▶ Instruction:
Your answer should be one number: how many lines of the data include the string "rear"?

▶ Dataset entries:
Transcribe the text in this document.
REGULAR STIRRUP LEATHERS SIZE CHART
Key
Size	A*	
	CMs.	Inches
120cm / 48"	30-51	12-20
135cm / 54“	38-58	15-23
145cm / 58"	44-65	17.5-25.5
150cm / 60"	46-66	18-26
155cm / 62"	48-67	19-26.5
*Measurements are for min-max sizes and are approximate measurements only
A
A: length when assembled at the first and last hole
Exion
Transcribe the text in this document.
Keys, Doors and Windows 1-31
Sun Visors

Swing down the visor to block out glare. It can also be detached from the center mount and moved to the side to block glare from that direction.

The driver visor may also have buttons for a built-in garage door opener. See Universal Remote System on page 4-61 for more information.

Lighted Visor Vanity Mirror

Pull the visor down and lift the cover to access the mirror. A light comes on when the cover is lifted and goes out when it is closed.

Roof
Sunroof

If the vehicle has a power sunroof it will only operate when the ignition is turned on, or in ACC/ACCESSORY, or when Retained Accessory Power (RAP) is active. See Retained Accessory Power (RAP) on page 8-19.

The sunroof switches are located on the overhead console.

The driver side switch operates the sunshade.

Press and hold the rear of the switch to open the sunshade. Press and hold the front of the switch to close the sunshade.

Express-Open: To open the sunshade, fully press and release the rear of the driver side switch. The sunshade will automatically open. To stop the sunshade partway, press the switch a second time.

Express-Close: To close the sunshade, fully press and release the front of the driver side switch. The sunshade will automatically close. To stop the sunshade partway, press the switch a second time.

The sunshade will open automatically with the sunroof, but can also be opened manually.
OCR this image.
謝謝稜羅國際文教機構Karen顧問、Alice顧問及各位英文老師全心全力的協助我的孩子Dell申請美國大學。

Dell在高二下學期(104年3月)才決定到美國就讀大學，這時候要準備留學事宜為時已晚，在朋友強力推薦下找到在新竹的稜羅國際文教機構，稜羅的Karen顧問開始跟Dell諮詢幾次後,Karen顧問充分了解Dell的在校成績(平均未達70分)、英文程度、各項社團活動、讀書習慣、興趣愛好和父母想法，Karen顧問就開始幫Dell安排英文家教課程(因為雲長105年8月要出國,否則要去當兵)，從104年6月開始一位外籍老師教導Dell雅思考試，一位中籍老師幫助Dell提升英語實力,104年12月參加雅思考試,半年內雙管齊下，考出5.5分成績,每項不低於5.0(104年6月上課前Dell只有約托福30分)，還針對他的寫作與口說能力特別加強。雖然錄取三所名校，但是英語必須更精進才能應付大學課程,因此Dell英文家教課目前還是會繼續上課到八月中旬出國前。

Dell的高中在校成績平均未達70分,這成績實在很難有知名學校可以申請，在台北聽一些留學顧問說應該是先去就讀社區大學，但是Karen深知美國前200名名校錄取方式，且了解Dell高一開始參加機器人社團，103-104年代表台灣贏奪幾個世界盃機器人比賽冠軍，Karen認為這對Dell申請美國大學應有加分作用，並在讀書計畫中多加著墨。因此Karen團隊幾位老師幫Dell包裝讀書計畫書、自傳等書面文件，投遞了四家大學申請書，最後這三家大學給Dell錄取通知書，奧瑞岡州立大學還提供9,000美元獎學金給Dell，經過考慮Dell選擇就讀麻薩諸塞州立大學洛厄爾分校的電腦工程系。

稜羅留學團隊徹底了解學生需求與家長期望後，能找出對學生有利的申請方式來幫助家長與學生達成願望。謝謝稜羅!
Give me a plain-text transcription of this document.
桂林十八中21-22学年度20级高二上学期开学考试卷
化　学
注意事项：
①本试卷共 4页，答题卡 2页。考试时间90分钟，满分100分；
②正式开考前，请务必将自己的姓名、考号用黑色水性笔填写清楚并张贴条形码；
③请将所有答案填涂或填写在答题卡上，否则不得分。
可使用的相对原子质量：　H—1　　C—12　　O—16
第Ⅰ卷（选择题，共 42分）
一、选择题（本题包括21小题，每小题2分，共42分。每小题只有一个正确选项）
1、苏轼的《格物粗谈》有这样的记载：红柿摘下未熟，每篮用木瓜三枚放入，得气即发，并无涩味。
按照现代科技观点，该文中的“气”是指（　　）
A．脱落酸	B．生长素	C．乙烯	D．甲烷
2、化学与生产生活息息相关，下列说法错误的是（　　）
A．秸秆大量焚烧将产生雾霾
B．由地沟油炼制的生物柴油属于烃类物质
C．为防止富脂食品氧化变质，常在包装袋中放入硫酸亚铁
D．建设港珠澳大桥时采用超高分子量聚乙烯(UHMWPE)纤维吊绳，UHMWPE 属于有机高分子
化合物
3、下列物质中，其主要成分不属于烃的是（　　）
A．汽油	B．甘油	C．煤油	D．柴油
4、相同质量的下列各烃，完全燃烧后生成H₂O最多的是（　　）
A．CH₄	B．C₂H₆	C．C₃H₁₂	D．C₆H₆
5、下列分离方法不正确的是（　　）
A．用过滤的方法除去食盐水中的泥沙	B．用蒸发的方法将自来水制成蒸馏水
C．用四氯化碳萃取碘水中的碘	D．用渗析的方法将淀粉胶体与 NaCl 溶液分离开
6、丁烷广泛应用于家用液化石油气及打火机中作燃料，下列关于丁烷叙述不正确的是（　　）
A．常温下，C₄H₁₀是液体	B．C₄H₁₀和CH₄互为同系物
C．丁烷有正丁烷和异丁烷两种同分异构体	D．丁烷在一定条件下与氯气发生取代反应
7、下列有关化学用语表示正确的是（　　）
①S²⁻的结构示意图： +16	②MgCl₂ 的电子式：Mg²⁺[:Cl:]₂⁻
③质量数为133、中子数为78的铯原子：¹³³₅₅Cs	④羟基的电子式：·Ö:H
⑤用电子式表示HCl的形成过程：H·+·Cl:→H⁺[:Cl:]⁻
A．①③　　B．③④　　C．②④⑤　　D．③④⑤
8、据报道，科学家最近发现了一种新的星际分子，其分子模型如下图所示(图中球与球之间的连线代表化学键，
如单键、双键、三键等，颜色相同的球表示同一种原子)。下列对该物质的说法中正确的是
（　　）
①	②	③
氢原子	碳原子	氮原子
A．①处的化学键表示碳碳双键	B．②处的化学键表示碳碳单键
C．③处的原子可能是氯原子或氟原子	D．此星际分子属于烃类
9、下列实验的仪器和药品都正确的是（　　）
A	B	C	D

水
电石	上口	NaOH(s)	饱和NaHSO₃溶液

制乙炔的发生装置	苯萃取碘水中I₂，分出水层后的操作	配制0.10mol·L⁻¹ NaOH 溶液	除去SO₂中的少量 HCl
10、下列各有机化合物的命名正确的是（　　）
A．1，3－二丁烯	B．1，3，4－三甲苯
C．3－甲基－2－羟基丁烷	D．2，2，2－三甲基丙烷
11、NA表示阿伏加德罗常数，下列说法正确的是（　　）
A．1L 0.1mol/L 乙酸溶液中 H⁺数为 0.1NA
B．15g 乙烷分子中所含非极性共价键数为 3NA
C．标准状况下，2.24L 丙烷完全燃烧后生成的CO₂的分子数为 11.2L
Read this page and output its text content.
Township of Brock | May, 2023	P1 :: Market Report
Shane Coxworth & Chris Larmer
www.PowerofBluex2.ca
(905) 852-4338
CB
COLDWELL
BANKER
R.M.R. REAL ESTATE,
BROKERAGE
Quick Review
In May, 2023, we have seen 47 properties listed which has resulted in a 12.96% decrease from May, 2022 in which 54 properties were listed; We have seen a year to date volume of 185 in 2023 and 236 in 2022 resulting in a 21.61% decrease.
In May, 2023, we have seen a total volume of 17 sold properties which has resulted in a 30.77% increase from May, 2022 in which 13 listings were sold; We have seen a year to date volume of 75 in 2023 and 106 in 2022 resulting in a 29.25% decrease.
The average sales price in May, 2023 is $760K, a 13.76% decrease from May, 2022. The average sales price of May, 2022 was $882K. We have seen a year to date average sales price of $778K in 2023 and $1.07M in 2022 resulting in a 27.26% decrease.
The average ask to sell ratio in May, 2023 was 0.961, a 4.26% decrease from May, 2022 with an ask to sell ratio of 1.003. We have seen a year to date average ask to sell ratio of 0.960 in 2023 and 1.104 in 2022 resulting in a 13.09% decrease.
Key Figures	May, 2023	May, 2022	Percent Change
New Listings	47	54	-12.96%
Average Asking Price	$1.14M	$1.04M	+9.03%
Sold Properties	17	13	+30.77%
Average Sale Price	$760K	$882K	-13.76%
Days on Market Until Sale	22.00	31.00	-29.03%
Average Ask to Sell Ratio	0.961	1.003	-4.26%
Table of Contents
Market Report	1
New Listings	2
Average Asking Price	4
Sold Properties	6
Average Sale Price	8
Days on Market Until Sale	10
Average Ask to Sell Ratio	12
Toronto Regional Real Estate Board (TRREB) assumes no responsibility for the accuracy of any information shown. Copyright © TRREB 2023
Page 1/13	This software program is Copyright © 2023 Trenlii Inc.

▶ Solution to the exercise:
2